▶ _Exercise objective_
Below are some entries. Copy each line that holds the string "latest".
---
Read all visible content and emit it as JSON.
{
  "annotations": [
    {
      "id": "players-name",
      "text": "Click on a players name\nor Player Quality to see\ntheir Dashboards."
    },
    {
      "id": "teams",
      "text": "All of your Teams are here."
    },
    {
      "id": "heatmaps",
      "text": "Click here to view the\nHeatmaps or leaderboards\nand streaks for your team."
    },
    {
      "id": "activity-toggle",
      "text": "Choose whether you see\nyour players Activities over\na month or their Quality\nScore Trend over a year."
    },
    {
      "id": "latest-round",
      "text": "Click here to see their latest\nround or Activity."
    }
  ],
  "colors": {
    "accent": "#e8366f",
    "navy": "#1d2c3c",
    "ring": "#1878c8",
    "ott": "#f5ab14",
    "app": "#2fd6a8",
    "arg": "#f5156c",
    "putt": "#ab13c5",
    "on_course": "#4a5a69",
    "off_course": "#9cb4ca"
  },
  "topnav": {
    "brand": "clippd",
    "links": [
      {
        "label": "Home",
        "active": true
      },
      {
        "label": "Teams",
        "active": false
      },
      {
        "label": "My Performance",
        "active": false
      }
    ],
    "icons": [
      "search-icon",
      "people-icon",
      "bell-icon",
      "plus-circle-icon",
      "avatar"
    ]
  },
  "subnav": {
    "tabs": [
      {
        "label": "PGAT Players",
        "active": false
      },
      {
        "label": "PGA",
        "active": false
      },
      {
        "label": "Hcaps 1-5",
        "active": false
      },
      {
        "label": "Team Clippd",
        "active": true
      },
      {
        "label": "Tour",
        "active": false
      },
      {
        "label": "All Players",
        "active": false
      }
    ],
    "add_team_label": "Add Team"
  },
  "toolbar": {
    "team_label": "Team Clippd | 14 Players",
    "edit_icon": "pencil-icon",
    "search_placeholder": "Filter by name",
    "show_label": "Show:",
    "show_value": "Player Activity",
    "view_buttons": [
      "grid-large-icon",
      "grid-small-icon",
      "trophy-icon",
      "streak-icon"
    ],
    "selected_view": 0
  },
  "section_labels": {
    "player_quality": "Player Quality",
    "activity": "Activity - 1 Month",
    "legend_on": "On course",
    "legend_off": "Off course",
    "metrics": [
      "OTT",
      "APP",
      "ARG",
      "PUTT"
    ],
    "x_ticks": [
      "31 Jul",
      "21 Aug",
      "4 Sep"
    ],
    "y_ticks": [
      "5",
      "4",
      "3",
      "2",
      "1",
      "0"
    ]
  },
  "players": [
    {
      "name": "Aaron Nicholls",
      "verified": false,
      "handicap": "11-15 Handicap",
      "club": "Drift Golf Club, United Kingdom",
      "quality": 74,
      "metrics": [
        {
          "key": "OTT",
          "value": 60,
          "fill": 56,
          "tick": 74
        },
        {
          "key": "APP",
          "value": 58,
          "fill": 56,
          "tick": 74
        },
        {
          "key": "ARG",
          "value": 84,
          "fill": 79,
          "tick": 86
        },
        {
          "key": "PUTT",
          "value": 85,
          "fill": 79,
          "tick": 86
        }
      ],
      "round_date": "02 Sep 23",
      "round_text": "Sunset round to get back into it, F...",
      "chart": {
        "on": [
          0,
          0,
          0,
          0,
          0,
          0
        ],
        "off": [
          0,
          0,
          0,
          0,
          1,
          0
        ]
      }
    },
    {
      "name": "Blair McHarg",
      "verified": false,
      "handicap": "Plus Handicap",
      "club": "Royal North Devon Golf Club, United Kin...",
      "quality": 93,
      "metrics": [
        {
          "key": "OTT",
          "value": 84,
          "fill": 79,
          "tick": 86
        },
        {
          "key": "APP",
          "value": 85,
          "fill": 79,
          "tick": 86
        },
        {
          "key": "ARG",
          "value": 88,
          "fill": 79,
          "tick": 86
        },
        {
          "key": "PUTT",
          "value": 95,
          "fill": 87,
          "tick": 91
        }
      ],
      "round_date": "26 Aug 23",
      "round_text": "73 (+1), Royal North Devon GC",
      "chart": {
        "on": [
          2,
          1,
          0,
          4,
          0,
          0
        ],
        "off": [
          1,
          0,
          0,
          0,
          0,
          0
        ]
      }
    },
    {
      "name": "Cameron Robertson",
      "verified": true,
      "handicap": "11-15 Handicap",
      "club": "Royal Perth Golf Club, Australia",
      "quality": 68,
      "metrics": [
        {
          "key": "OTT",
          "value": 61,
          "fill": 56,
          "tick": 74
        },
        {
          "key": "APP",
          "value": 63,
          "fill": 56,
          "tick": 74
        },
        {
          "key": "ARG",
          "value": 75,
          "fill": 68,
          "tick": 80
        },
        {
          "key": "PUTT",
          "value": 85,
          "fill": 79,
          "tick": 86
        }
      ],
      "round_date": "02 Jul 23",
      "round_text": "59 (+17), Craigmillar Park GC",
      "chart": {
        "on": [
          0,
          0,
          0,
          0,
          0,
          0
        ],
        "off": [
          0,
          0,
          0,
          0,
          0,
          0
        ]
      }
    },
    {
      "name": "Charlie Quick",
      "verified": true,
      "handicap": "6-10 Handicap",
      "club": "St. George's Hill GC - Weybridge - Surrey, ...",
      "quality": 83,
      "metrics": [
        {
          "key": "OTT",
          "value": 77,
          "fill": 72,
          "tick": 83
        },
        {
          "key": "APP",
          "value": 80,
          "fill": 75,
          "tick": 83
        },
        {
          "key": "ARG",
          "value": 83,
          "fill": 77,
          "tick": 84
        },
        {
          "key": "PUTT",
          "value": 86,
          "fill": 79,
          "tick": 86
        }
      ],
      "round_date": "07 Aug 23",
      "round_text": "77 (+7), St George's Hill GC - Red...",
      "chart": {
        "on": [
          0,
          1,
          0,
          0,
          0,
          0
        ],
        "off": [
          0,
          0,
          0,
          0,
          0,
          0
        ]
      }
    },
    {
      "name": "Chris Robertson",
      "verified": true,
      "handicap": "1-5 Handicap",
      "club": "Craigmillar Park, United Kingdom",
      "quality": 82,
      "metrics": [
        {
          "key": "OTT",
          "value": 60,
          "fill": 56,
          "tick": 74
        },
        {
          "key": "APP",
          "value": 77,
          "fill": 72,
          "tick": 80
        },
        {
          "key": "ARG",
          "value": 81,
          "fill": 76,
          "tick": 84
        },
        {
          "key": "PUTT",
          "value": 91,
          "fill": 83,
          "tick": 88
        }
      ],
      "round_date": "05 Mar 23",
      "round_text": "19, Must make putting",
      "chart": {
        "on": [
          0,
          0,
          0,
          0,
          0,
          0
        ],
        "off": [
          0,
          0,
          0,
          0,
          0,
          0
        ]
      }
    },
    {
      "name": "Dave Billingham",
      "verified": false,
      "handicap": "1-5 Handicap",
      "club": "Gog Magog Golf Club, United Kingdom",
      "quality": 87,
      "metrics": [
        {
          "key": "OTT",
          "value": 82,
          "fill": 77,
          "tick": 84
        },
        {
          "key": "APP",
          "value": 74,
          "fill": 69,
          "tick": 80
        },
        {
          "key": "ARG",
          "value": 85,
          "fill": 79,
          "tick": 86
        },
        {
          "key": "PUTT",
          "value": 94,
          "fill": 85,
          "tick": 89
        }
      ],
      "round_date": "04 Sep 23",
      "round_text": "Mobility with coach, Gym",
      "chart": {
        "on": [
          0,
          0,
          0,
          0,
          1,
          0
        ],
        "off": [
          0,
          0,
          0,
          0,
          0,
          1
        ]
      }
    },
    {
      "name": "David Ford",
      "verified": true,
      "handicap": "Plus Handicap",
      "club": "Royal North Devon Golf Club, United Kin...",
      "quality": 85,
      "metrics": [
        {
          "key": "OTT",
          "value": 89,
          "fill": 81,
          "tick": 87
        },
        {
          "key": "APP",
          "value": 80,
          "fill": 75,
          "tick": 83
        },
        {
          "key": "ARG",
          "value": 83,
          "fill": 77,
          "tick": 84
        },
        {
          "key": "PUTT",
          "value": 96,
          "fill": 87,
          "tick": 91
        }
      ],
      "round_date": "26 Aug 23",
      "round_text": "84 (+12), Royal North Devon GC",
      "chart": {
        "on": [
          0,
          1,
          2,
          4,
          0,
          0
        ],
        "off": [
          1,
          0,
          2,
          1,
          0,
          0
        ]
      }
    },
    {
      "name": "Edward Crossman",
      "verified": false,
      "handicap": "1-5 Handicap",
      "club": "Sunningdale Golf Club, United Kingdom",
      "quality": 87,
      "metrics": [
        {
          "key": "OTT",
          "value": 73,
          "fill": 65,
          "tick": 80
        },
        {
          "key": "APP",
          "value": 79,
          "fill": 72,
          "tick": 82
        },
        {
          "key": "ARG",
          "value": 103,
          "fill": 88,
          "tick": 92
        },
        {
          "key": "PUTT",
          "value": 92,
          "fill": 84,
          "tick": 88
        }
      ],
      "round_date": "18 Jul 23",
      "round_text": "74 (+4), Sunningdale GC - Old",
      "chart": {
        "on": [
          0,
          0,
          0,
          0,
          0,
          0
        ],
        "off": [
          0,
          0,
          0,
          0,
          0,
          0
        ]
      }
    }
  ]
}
---
▶ _Answer for this exercise_
      "id": "latest-round",
      "text": "Click here to see their latest\nround or Activity."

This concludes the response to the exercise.